(Bounding box annotations)
_ _ _ _ _ _ _

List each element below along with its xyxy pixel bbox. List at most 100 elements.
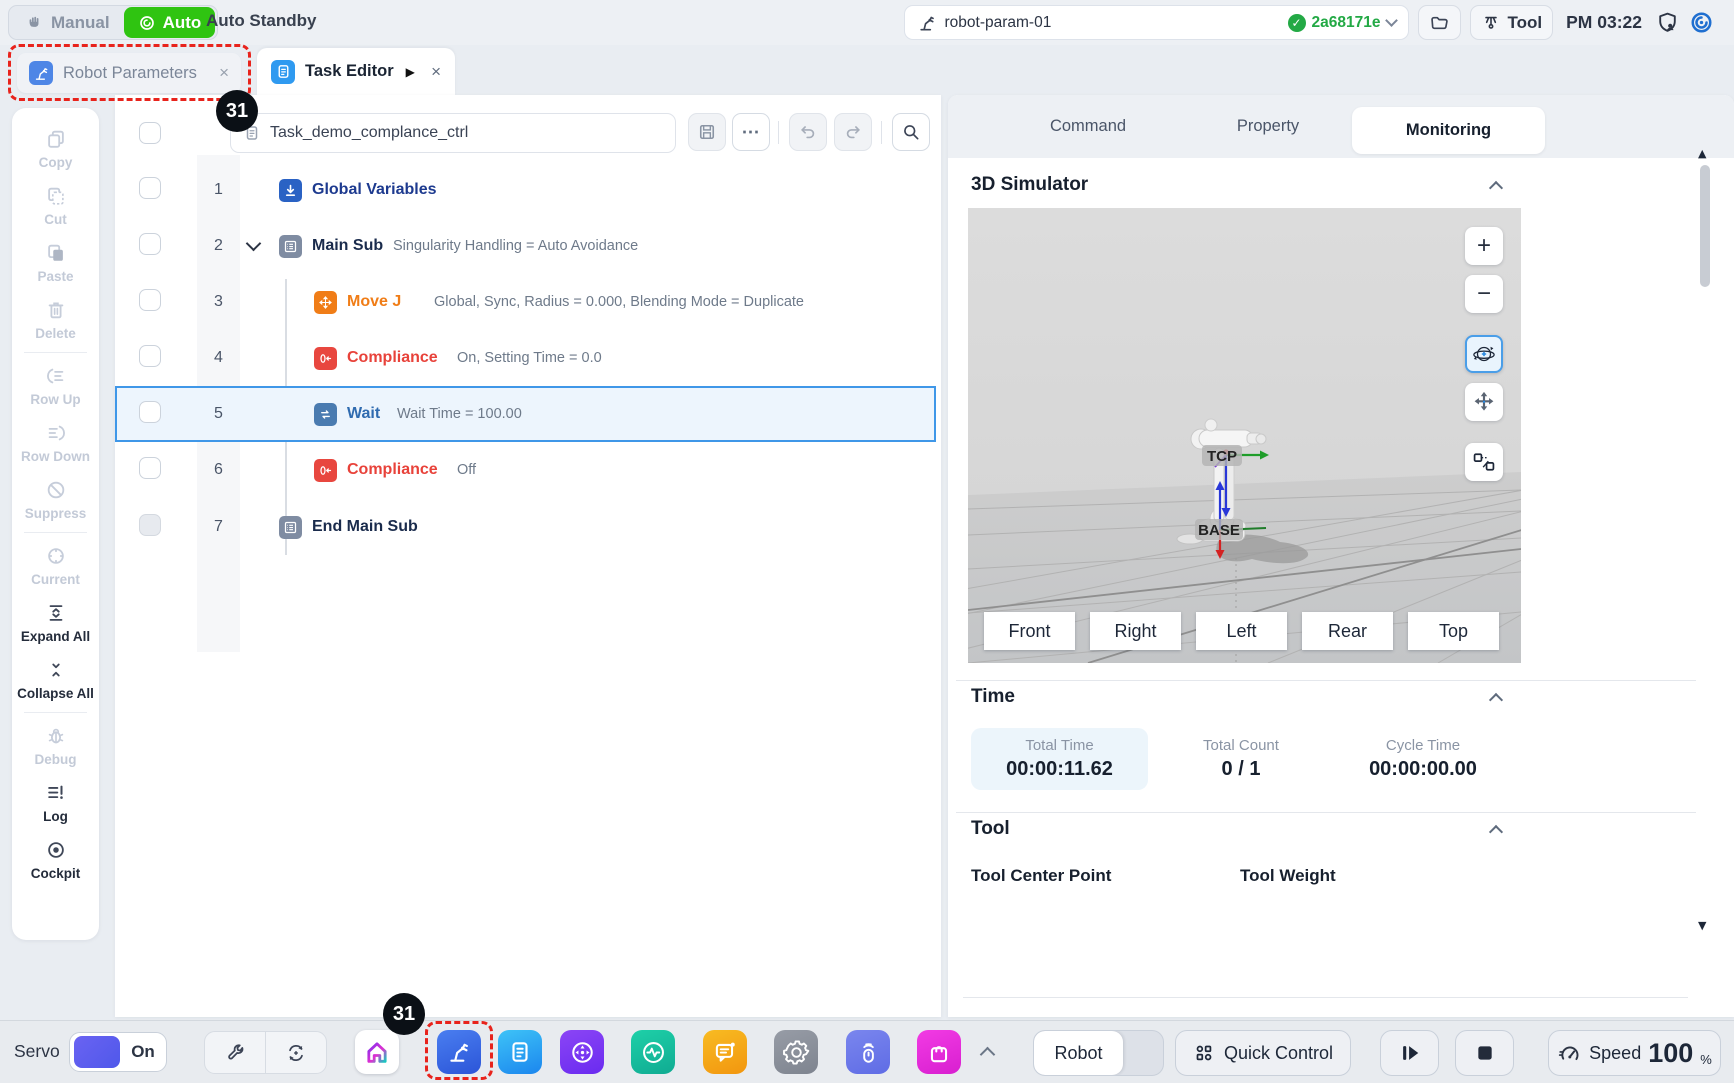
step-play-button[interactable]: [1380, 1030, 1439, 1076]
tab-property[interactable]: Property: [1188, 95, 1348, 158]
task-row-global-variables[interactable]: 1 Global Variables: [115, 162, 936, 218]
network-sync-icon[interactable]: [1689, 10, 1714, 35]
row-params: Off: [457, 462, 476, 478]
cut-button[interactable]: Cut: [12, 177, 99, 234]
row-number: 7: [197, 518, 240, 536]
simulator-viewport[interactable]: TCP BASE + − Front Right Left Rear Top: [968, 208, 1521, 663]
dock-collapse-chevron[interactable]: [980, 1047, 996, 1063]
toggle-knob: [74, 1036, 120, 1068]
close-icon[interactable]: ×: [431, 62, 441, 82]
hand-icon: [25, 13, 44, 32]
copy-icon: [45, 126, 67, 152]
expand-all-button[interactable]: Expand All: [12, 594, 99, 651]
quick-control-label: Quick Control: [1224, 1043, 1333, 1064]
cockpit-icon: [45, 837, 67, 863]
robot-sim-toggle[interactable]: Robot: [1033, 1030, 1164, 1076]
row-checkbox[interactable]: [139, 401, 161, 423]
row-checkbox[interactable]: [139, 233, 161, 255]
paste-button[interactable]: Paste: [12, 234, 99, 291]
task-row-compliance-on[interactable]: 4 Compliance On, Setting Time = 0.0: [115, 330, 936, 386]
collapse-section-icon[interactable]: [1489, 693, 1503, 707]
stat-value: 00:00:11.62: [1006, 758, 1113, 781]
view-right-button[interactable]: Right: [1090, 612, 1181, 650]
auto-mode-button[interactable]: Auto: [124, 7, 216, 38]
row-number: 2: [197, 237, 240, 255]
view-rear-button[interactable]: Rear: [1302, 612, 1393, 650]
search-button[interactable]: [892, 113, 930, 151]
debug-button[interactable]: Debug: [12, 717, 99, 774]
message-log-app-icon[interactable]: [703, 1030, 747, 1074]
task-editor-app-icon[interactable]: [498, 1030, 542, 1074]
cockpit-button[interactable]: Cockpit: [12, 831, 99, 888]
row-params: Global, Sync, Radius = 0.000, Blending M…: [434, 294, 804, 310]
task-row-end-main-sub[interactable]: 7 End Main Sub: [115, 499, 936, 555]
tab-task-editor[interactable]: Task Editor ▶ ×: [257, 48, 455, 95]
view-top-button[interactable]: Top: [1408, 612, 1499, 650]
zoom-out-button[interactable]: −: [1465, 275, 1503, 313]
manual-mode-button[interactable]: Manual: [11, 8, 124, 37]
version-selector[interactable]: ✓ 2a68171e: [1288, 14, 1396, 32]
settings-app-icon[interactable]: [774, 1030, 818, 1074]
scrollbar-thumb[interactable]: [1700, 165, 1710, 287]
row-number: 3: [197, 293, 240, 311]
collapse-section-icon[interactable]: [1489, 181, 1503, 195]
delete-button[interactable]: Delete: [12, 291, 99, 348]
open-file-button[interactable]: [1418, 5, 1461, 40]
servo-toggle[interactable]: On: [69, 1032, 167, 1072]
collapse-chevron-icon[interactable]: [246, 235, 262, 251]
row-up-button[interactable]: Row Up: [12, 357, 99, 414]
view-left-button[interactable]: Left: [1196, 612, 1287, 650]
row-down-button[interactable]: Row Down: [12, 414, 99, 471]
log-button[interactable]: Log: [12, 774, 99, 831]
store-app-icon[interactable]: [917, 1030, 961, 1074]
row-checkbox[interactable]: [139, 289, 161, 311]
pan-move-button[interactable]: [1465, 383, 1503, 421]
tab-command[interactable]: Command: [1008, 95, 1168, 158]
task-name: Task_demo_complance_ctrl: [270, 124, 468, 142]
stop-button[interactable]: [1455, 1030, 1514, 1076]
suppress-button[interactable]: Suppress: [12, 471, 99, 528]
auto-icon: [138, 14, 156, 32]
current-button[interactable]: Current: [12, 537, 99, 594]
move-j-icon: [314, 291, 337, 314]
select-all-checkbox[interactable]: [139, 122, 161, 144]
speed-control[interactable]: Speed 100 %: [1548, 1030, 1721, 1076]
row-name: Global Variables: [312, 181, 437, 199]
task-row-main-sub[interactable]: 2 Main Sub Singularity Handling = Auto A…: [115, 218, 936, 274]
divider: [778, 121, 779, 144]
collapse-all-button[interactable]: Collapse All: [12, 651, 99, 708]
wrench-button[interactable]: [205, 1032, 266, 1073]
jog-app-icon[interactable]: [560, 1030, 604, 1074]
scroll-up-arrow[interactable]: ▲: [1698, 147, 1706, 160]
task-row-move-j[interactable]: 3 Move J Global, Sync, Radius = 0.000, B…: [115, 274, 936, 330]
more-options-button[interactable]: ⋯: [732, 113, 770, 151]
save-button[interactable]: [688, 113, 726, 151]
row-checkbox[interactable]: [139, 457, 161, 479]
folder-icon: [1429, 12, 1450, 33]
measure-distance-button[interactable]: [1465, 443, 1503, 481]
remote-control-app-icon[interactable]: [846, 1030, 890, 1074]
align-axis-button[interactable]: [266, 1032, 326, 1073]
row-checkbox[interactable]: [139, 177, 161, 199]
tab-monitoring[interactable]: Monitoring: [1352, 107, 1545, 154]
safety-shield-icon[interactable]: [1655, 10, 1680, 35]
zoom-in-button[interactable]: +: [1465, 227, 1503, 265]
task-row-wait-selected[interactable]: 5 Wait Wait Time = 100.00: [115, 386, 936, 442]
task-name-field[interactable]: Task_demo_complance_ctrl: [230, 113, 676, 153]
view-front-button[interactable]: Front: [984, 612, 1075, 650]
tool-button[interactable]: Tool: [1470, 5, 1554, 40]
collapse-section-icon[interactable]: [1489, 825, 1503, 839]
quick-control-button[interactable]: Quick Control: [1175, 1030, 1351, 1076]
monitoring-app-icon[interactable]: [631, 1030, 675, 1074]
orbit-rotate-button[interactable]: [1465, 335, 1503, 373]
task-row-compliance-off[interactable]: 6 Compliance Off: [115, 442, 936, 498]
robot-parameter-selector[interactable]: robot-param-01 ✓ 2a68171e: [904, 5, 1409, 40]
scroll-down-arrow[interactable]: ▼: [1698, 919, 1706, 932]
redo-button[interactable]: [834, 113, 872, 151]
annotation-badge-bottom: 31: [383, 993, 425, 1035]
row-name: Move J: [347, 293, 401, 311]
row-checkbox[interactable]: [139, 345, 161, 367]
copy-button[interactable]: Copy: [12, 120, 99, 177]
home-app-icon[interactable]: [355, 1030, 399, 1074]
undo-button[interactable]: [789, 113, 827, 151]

_ _ _ _ _ _ _

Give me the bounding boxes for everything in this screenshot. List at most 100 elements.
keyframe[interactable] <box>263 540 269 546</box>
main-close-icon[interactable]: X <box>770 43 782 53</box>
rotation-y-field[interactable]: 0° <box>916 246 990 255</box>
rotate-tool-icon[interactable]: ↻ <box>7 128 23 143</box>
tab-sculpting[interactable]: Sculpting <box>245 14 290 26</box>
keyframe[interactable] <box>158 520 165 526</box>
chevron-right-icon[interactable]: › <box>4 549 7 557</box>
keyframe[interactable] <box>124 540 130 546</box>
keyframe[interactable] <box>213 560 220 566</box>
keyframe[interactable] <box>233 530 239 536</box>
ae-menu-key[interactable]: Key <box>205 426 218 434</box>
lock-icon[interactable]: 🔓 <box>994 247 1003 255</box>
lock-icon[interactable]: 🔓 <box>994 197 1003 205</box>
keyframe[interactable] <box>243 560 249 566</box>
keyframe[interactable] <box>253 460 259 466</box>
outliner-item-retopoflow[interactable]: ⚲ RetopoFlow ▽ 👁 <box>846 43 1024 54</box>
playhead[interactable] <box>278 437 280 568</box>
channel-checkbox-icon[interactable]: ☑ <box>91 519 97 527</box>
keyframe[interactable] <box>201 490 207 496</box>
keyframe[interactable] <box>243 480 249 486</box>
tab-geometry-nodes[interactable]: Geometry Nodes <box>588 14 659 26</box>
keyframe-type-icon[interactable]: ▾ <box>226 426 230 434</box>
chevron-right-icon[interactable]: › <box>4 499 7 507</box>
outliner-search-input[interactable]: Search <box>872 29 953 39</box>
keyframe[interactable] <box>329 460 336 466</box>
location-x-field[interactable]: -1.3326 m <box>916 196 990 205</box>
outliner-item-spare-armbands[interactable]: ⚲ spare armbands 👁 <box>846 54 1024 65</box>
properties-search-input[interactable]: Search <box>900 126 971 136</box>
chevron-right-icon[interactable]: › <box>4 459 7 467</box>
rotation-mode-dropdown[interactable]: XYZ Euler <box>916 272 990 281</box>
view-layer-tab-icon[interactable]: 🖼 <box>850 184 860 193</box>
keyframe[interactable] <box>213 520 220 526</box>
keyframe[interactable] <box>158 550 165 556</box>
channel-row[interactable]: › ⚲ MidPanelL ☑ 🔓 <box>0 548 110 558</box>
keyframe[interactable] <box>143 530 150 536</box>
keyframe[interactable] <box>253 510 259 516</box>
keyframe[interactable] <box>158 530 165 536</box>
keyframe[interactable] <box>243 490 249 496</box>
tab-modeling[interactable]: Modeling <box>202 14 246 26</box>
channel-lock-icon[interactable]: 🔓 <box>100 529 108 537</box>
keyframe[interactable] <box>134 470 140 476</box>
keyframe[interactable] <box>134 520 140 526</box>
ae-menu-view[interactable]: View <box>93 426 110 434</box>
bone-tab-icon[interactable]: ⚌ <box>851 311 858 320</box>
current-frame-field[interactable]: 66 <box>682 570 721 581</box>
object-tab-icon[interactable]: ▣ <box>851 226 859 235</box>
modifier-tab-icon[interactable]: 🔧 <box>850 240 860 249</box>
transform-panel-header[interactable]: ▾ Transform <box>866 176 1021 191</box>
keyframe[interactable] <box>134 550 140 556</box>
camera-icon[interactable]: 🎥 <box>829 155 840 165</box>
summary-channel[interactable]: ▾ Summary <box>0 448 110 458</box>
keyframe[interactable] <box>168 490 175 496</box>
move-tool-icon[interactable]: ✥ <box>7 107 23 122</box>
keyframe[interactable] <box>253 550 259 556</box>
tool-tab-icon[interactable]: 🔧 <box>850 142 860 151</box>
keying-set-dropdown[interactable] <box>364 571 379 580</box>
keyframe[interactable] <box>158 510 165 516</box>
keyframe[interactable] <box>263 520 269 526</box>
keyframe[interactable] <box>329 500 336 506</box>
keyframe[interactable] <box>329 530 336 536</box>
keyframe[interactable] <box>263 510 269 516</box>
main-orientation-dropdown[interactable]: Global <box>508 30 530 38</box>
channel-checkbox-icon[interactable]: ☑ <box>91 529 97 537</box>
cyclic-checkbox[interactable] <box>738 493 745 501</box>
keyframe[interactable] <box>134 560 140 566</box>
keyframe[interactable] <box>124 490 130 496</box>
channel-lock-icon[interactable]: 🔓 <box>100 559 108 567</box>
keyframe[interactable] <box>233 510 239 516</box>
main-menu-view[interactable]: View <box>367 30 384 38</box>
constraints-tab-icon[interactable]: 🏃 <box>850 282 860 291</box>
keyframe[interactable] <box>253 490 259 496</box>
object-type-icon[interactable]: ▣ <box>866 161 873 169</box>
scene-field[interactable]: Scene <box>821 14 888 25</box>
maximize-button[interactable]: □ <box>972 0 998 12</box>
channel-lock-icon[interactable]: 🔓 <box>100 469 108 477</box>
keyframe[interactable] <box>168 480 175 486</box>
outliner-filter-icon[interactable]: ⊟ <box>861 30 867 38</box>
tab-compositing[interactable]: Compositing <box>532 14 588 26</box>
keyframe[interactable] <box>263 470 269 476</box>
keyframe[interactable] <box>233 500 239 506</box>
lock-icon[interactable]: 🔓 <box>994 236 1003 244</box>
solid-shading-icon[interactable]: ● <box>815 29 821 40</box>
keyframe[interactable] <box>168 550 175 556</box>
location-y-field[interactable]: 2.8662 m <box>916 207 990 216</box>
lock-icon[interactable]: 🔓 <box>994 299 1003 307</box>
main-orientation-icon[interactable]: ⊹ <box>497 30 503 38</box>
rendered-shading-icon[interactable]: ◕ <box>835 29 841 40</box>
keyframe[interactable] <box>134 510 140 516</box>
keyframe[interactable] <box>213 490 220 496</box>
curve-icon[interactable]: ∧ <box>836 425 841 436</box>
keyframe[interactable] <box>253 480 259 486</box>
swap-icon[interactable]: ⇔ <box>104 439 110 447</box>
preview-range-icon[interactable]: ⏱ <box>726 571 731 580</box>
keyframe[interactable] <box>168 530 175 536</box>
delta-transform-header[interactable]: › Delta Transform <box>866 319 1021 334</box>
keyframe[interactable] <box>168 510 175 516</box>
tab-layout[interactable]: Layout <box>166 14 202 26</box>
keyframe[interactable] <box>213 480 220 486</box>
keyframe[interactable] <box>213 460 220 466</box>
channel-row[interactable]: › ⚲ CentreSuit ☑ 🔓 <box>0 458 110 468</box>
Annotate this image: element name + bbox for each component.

_ _ _ _ _ _ _

=== TASK DESCRIPTION ===
Format the lines of the records above as a JSON list of strings, one string per line, with blank lines left out, starting at the line containing "Give me the" and ending at the line containing "rotation-y-field[interactable]: 0° <box>916".

=== ANSWER IN FULL ===
[
  "Give me the bounding boxes for everything in this screenshot. List at most 100 elements.",
  "keyframe[interactable] <box>263 540 269 546</box>",
  "main-close-icon[interactable]: X <box>770 43 782 53</box>",
  "rotation-y-field[interactable]: 0° <box>916 246 990 255</box>"
]